BRIEF: Show every line in the entries below where the word "text" appears.

TASK INPUT:
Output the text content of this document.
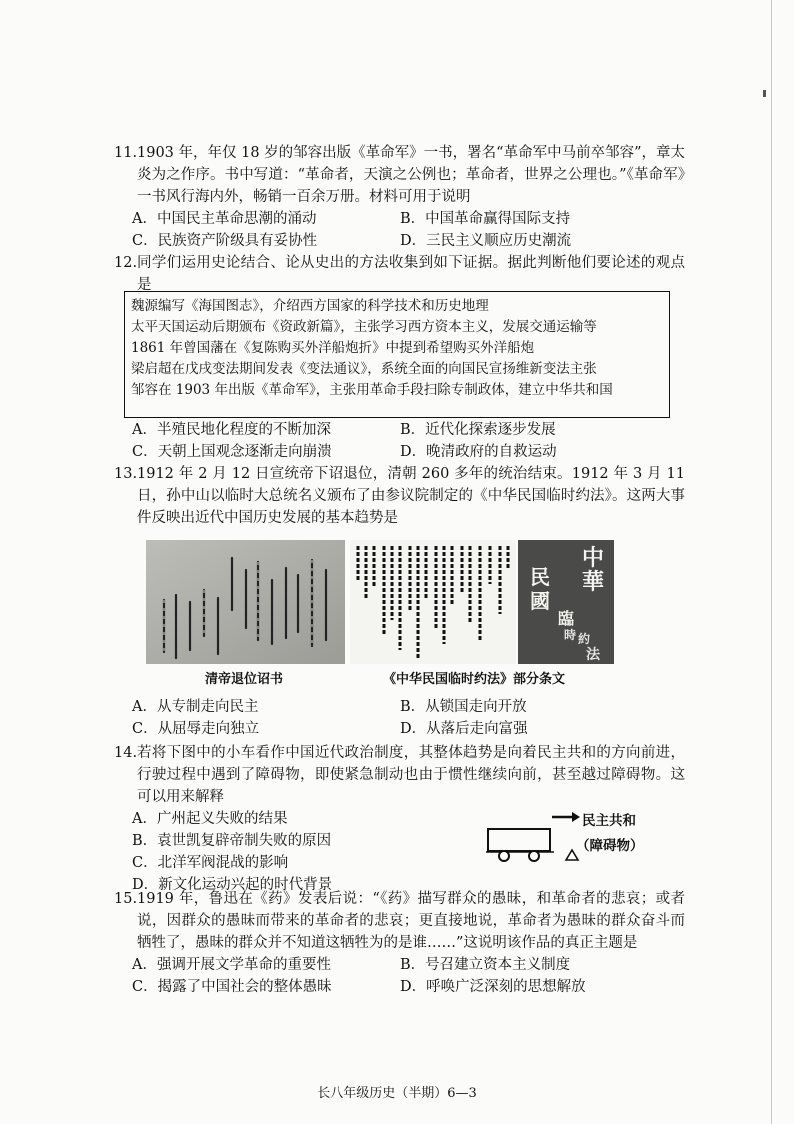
11. 1903 年，年仅 18 岁的邹容出版《革命军》一书，署名“革命军中马前卒邹容”，章太炎为之作序。书中写道：“革命者，天演之公例也；革命者，世界之公理也。”《革命军》一书风行海内外，畅销一百余万册。材料可用于说明
A．中国民主革命思潮的涌动	B．中国革命赢得国际支持
C．民族资产阶级具有妥协性	D．三民主义顺应历史潮流
12. 同学们运用史论结合、论从史出的方法收集到如下证据。据此判断他们要论述的观点是
魏源编写《海国图志》，介绍西方国家的科学技术和历史地理
太平天国运动后期颁布《资政新篇》，主张学习西方资本主义，发展交通运输等
1861 年曾国藩在《复陈购买外洋船炮折》中提到希望购买外洋船炮
梁启超在戊戌变法期间发表《变法通议》，系统全面的向国民宣扬维新变法主张
邹容在 1903 年出版《革命军》，主张用革命手段扫除专制政体，建立中华共和国
A．半殖民地化程度的不断加深	B．近代化探索逐步发展
C．天朝上国观念逐渐走向崩溃	D．晚清政府的自救运动
13. 1912 年 2 月 12 日宣统帝下诏退位，清朝 260 多年的统治结束。1912 年 3 月 11 日，孙中山以临时大总统名义颁布了由参议院制定的《中华民国临时约法》。这两大事件反映出近代中国历史发展的基本趋势是
中
華
民
國
臨
時 約
法
清帝退位诏书	《中华民国临时约法》部分条文
A．从专制走向民主	B．从锁国走向开放
C．从屈辱走向独立	D．从落后走向富强
14. 若将下图中的小车看作中国近代政治制度，其整体趋势是向着民主共和的方向前进，行驶过程中遇到了障碍物，即使紧急制动也由于惯性继续向前，甚至越过障碍物。这可以用来解释
A．广州起义失败的结果
B．袁世凯复辟帝制失败的原因
C．北洋军阀混战的影响
D．新文化运动兴起的时代背景
民主共和
（障碍物）
15. 1919 年，鲁迅在《药》发表后说：“《药》描写群众的愚昧，和革命者的悲哀；或者说，因群众的愚昧而带来的革命者的悲哀；更直接地说，革命者为愚昧的群众奋斗而牺牲了，愚昧的群众并不知道这牺牲为的是谁……”这说明该作品的真正主题是
A．强调开展文学革命的重要性	B．号召建立资本主义制度
C．揭露了中国社会的整体愚昧	D．呼唤广泛深刻的思想解放
长八年级历史（半期）6—3
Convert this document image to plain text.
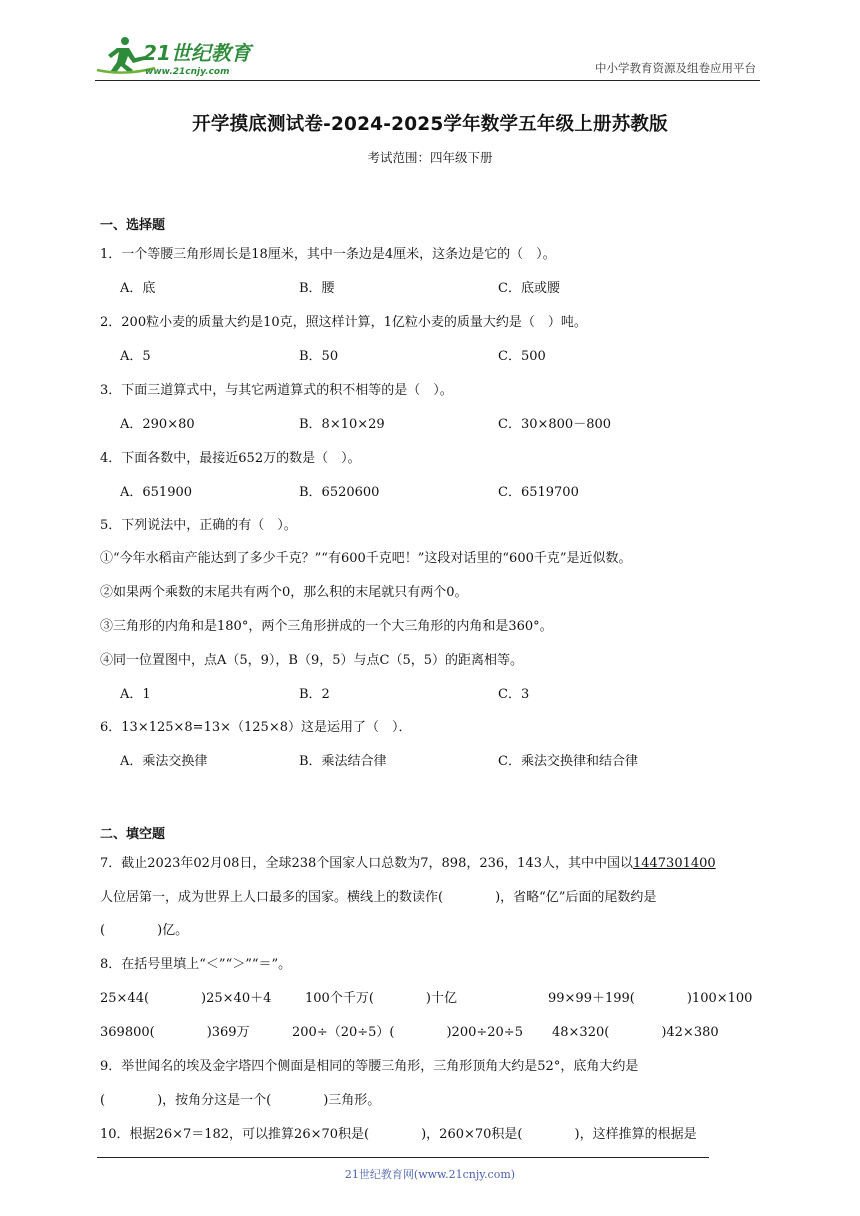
21世纪教育
www.21cnjy.com	中小学教育资源及组卷应用平台
开学摸底测试卷-2024-2025学年数学五年级上册苏教版
考试范围：四年级下册
一、选择题
1．一个等腰三角形周长是18厘米，其中一条边是4厘米，这条边是它的（　）。
A．底	B．腰	C．底或腰
2．200粒小麦的质量大约是10克，照这样计算，1亿粒小麦的质量大约是（　）吨。
A．5	B．50	C．500
3．下面三道算式中，与其它两道算式的积不相等的是（　）。
A．290×80	B．8×10×29	C．30×800－800
4．下面各数中，最接近652万的数是（　）。
A．651900	B．6520600	C．6519700
5．下列说法中，正确的有（　）。
①“今年水稻亩产能达到了多少千克？”“有600千克吧！”这段对话里的“600千克”是近似数。
②如果两个乘数的末尾共有两个0，那么积的末尾就只有两个0。
③三角形的内角和是180°，两个三角形拼成的一个大三角形的内角和是360°。
④同一位置图中，点A（5，9），B（9，5）与点C（5，5）的距离相等。
A．1	B．2	C．3
6．13×125×8=13×（125×8）这是运用了（　）．
A．乘法交换律	B．乘法结合律	C．乘法交换律和结合律
二、填空题
7．截止2023年02月08日，全球238个国家人口总数为7，898，236，143人，其中中国以1447301400
人位居第一，成为世界上人口最多的国家。横线上的数读作(　　　　)，省略“亿”后面的尾数约是
(　　　　)亿。
8．在括号里填上“＜”“＞”“＝”。
25×44(　　　　)25×40＋4	100个千万(　　　　)十亿	99×99＋199(　　　　)100×100
369800(　　　　)369万	200÷（20÷5）(　　　　)200÷20÷5 48×320(　　　　)42×380
9．举世闻名的埃及金字塔四个侧面是相同的等腰三角形，三角形顶角大约是52°，底角大约是
(　　　　)，按角分这是一个(　　　　)三角形。
10．根据26×7＝182，可以推算26×70积是(　　　　)，260×70积是(　　　　)，这样推算的根据是
21世纪教育网(www.21cnjy.com)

RESPONSE TO THE EXERCISE:
Output the text content of this document.
Convert this document image to plain text.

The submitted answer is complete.